Assignment:
Where a line below contains "treatment", count it. Reply with the total only.

Entries taken from a collection:
────────────────────

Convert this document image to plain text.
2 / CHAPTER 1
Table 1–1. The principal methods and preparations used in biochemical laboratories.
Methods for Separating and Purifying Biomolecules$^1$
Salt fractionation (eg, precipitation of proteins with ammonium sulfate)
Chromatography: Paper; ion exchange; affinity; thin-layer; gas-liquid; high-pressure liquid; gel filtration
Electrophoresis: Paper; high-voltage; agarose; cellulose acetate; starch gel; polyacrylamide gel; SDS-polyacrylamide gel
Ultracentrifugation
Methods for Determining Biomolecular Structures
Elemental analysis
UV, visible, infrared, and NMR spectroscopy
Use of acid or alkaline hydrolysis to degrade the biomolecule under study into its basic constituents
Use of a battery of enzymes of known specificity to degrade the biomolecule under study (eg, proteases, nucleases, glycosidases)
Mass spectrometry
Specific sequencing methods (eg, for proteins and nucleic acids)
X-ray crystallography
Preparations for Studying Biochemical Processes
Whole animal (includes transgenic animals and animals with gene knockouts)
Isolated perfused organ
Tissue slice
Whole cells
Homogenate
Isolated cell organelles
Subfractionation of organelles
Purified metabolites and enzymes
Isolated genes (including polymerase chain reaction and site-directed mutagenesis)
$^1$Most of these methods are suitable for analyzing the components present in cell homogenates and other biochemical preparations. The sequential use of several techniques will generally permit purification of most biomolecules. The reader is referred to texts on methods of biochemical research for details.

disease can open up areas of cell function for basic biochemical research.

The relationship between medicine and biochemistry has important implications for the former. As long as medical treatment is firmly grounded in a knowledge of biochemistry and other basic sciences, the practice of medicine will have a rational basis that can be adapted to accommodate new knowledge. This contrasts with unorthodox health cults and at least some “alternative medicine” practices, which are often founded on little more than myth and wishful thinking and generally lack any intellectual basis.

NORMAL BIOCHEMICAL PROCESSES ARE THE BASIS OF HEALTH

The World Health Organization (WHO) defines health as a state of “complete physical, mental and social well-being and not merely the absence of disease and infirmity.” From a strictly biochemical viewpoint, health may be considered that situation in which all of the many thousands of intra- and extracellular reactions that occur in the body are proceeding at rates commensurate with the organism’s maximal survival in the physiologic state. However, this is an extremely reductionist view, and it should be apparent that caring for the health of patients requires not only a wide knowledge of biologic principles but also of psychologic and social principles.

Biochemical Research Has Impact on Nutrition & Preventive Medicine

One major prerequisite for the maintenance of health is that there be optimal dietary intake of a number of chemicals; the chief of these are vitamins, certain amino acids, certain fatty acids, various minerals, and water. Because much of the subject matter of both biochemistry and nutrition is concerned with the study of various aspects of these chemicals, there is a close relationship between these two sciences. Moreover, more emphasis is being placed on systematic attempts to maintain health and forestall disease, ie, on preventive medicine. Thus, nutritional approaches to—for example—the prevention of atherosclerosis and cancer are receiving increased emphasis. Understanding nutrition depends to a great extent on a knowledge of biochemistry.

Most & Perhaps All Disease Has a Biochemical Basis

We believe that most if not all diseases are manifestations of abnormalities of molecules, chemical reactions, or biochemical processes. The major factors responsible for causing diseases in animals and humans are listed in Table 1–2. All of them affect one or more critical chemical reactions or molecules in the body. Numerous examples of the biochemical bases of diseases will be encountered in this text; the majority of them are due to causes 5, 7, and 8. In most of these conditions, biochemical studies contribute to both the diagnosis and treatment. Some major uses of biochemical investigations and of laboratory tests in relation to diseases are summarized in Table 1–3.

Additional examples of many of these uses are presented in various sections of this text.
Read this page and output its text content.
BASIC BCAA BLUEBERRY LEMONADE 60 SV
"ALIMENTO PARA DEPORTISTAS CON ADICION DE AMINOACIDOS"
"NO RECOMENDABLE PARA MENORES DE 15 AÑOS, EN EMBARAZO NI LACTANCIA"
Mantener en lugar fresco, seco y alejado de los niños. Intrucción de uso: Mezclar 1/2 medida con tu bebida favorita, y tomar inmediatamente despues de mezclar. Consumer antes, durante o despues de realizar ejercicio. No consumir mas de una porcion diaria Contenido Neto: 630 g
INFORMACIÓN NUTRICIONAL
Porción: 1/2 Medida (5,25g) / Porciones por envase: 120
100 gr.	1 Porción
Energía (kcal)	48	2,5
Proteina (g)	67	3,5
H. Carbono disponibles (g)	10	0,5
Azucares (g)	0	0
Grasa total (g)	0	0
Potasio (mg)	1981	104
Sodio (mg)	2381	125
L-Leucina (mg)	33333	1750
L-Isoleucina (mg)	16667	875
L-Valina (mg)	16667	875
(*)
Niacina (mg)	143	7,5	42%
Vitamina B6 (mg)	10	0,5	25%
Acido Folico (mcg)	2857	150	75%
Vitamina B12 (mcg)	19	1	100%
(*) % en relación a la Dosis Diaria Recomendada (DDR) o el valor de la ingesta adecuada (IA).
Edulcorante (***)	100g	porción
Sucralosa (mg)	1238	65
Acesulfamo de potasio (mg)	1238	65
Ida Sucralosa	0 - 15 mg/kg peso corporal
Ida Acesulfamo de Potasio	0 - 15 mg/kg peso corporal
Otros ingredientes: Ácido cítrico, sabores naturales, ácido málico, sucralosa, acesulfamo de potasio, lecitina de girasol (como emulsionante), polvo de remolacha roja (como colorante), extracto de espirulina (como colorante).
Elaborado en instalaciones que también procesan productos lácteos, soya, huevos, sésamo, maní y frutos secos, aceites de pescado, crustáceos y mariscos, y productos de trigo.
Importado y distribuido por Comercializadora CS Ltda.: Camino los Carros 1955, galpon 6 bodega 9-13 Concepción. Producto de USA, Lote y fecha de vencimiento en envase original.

────────────────────

Solution for this exercise:
2